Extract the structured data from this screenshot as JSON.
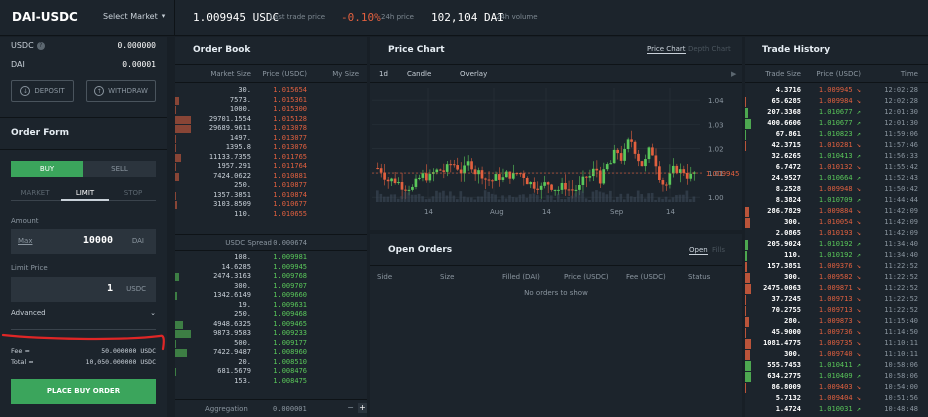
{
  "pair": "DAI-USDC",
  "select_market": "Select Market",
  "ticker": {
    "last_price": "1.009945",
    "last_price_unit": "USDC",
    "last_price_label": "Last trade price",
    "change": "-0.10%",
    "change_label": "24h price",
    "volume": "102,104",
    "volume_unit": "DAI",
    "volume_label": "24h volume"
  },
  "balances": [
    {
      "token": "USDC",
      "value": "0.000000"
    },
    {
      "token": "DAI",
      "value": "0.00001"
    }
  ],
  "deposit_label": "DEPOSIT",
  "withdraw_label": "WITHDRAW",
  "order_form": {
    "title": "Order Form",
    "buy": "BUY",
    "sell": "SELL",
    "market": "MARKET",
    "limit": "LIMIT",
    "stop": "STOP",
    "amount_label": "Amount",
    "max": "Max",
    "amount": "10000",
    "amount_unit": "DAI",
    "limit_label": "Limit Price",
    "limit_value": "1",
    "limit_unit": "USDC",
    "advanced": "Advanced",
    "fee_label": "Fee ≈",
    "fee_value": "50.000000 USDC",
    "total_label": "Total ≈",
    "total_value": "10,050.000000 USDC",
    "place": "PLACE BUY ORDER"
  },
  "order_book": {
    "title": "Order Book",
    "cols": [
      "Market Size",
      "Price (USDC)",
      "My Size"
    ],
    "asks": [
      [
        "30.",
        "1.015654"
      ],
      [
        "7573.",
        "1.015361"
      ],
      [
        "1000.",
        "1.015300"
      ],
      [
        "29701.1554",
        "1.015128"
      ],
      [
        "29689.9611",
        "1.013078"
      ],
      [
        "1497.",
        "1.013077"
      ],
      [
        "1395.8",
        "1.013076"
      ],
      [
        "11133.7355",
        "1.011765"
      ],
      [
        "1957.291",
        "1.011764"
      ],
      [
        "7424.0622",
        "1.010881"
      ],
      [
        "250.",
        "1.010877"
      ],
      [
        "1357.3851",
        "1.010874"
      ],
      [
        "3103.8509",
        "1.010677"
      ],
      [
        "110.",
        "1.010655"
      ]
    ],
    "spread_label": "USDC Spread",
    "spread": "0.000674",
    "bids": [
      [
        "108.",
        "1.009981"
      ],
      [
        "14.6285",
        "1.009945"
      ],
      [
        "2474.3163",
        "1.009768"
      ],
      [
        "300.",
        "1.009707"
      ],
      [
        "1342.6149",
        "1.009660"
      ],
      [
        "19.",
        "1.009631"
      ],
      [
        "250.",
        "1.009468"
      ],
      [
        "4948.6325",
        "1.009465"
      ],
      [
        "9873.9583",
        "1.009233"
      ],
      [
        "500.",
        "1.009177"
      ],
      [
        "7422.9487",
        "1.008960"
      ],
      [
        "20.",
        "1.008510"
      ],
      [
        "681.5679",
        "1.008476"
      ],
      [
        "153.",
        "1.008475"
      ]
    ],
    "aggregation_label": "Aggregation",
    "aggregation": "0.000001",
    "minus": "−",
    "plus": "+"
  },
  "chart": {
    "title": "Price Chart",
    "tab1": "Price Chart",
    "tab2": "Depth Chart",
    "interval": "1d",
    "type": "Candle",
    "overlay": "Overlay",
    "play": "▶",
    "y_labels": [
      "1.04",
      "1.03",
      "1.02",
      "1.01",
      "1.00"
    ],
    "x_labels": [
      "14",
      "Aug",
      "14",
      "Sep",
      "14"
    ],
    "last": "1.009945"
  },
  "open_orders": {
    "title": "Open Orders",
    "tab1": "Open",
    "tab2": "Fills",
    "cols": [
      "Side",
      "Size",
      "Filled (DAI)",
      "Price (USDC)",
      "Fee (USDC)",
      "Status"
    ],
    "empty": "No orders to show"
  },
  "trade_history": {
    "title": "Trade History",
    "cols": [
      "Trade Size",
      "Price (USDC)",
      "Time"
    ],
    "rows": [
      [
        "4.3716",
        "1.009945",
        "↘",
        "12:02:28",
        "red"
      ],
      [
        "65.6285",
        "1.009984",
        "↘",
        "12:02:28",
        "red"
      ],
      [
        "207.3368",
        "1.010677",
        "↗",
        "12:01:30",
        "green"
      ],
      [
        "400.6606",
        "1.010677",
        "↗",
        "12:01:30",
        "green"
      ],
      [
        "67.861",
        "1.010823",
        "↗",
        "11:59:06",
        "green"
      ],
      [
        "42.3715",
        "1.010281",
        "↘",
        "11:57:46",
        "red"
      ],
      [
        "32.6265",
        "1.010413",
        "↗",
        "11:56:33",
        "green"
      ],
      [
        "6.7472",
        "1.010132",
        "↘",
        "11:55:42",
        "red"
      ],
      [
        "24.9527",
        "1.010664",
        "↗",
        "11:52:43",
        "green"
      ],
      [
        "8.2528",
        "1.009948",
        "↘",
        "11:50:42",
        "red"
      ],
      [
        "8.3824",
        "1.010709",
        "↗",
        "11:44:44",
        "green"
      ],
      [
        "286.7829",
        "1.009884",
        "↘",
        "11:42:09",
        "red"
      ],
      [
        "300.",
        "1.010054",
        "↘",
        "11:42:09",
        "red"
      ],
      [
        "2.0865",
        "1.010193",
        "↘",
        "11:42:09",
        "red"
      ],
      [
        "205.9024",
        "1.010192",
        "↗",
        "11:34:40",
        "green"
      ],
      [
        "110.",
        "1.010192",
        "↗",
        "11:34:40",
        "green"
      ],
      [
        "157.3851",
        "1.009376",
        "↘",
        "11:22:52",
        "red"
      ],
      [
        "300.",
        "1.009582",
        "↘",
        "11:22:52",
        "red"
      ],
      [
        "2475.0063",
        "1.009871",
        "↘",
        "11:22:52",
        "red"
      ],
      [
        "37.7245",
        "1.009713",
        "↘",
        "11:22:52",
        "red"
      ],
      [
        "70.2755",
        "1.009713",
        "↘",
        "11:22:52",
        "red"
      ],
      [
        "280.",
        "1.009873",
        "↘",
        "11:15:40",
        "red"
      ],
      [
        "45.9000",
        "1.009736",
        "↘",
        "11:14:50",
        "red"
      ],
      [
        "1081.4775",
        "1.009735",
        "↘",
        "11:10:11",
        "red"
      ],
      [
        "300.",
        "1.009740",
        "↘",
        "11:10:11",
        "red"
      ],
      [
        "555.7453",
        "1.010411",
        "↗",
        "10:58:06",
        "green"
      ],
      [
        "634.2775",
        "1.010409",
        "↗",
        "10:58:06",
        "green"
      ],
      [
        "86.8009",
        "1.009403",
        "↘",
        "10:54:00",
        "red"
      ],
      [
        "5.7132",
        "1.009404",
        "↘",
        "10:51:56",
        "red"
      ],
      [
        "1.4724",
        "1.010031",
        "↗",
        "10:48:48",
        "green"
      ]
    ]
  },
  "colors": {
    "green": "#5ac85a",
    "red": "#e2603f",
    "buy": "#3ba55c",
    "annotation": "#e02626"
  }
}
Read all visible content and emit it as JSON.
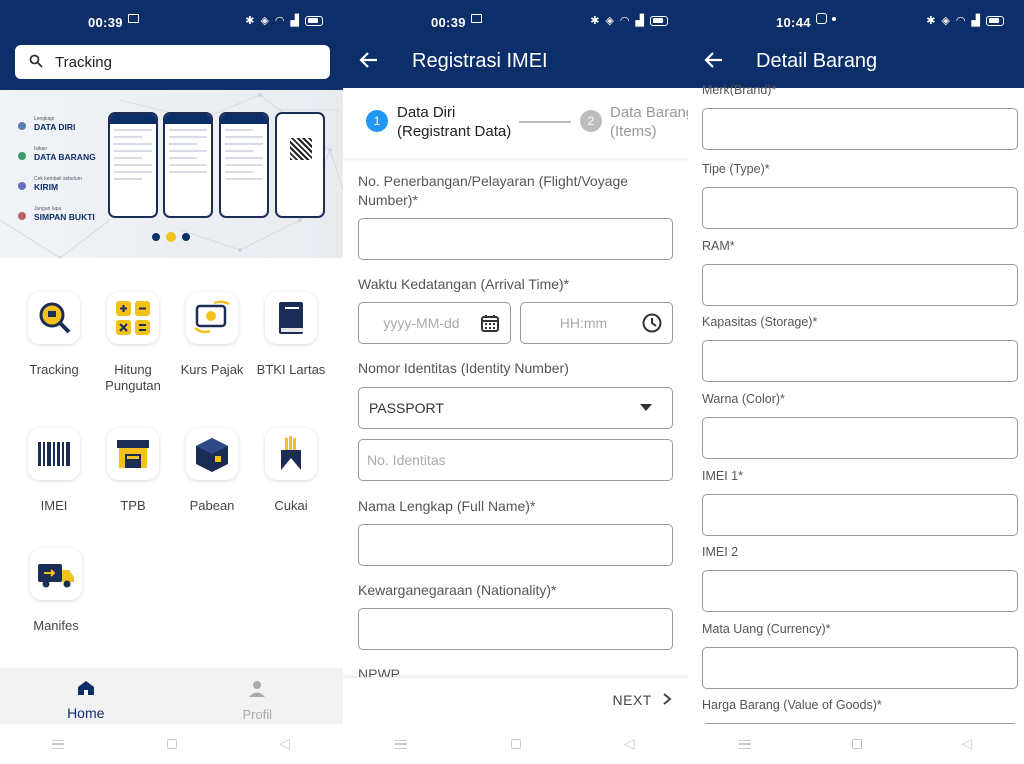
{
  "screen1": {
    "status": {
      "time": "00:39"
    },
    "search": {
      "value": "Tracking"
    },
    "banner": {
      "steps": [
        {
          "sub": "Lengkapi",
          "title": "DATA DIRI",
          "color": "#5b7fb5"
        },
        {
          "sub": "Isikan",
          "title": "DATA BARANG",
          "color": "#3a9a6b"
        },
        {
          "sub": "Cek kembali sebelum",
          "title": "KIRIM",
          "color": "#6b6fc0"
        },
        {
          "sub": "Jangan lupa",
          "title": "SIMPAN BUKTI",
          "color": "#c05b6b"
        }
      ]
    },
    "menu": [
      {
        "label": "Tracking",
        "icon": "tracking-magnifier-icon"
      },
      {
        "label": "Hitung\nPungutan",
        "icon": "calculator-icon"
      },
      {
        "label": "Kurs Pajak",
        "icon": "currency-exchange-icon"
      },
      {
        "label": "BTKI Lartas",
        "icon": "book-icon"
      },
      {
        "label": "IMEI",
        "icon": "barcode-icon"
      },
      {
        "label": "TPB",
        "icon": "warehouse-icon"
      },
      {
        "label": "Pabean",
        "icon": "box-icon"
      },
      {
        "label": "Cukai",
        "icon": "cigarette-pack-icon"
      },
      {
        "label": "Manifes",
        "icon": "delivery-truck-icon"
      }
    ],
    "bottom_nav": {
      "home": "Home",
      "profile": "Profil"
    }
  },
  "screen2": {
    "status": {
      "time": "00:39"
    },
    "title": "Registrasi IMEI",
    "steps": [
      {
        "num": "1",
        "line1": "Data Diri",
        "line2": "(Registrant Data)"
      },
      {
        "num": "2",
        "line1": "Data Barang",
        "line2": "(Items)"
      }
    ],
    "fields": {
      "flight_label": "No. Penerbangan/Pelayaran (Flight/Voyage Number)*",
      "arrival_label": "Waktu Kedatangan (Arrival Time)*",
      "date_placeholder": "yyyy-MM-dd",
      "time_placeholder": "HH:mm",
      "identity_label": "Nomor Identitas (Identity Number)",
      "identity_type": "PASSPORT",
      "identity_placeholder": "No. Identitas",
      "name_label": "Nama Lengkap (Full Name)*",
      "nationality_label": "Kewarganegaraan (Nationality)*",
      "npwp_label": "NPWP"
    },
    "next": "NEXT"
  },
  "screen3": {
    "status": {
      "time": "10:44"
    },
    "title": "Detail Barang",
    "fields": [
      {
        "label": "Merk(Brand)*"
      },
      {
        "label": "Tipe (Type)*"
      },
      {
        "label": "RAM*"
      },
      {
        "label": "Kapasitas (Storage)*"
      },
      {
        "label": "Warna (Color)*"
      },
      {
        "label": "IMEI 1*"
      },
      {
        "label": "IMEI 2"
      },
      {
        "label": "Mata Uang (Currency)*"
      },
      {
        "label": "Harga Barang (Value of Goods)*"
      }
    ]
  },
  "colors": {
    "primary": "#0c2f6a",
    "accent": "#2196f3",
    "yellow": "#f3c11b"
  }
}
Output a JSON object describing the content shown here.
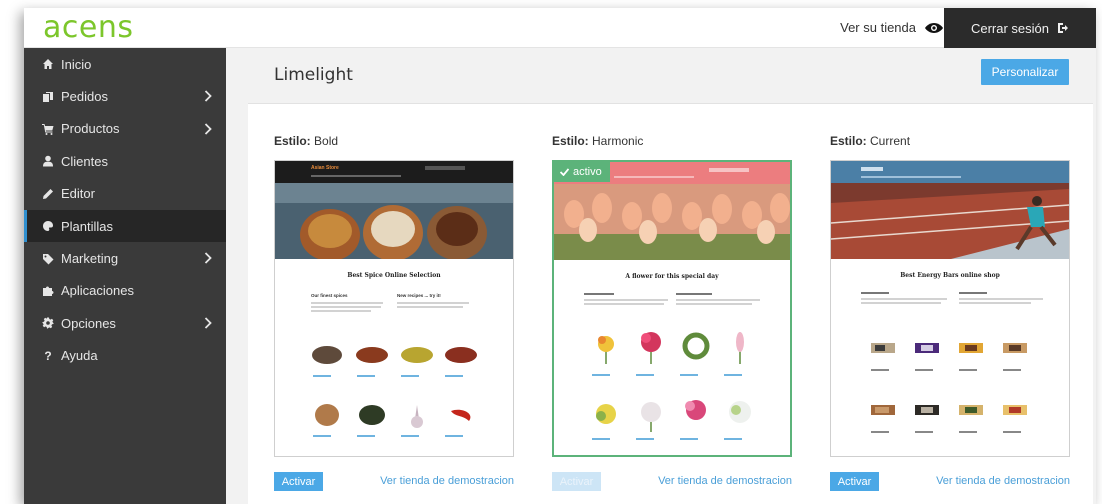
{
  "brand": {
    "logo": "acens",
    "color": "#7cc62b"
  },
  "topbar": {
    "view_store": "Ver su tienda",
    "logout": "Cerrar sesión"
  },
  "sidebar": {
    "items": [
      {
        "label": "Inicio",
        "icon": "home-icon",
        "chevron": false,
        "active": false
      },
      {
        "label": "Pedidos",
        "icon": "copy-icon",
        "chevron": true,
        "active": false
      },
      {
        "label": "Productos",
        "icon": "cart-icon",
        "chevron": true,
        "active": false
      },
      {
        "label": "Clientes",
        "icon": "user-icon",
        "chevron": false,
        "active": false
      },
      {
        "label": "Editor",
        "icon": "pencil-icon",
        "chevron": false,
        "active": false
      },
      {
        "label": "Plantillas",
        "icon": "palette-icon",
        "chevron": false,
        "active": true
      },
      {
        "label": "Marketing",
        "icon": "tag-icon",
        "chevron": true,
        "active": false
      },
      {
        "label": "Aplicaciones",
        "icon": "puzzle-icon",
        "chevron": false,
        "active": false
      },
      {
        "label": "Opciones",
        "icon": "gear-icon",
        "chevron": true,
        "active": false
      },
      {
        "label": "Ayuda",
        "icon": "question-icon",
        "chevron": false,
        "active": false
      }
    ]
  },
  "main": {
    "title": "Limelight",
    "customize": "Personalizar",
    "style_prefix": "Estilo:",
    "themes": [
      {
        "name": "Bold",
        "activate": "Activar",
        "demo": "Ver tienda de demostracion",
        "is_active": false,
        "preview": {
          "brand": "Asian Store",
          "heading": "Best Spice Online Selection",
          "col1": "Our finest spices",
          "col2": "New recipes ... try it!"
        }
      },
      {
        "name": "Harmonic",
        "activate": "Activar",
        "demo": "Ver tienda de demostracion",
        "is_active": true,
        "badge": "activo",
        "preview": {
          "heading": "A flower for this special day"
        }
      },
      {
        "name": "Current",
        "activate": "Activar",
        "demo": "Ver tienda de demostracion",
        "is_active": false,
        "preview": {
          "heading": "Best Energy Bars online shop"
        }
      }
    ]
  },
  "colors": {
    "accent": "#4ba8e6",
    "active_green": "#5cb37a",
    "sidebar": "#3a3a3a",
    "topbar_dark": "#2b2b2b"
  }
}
==========
Goal :: Filter the entries down to the lines containing "IMEI". Copy each of those lines.

Response to the exercise ::
        "label": "IMEI",
    "title": "Registrasi IMEI",
        "label": "IMEI 1*"
        "label": "IMEI 2"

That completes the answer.